━━━ Given records
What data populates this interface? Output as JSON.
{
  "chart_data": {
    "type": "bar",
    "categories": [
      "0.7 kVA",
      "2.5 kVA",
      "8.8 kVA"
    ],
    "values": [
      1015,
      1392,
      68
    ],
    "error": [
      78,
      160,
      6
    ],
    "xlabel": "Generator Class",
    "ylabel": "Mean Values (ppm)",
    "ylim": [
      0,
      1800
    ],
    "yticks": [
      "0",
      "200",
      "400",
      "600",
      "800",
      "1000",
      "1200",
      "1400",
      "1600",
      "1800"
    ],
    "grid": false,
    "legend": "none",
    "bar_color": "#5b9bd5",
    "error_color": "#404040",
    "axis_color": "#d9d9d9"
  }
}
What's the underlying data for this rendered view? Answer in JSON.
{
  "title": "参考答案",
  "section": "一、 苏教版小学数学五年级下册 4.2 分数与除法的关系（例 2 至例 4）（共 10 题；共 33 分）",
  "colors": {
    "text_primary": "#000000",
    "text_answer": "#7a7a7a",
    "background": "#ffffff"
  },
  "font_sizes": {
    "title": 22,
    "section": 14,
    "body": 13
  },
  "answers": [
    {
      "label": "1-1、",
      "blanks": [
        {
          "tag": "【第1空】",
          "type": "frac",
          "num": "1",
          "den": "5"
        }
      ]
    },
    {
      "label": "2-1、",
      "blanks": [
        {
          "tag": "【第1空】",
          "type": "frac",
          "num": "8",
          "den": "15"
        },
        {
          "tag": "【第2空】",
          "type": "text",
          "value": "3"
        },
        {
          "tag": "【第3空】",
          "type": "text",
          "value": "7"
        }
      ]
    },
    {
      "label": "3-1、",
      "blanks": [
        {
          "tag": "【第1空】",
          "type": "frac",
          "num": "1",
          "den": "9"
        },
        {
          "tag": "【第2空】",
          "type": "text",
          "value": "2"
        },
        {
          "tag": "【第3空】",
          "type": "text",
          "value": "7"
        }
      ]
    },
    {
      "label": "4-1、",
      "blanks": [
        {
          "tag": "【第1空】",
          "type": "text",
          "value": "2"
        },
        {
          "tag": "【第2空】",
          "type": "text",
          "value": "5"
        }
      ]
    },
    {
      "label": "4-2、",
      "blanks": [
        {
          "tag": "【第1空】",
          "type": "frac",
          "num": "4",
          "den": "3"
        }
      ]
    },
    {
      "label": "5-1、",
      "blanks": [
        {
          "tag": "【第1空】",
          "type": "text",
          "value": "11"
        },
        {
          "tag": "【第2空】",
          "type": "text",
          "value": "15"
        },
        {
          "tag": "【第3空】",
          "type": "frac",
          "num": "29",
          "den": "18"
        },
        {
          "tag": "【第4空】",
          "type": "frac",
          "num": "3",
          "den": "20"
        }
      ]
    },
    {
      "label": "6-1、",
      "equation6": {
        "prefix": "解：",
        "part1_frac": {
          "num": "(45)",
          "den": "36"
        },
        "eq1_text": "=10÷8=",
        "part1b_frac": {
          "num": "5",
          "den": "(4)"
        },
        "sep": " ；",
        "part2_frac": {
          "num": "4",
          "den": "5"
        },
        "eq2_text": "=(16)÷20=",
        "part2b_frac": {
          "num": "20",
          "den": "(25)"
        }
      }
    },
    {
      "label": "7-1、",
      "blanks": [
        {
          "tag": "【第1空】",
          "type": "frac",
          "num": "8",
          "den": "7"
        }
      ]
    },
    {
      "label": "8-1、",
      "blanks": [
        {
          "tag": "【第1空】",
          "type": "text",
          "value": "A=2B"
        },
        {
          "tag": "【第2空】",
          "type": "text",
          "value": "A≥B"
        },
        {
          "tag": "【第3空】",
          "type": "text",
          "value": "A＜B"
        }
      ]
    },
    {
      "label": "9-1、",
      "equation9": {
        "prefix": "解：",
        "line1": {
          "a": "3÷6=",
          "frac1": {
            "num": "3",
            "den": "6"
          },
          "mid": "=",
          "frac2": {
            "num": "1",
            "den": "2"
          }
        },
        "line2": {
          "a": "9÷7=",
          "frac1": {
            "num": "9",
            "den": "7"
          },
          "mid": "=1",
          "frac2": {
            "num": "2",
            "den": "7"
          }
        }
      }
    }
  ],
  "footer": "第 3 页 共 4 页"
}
━━━━━━
Given exercise:
Where does the word "JSON" appear in the listing? List each line that holds it.

Answer in full:
What data populates this interface? Output as JSON.
What's the underlying data for this rendered view? Answer in JSON.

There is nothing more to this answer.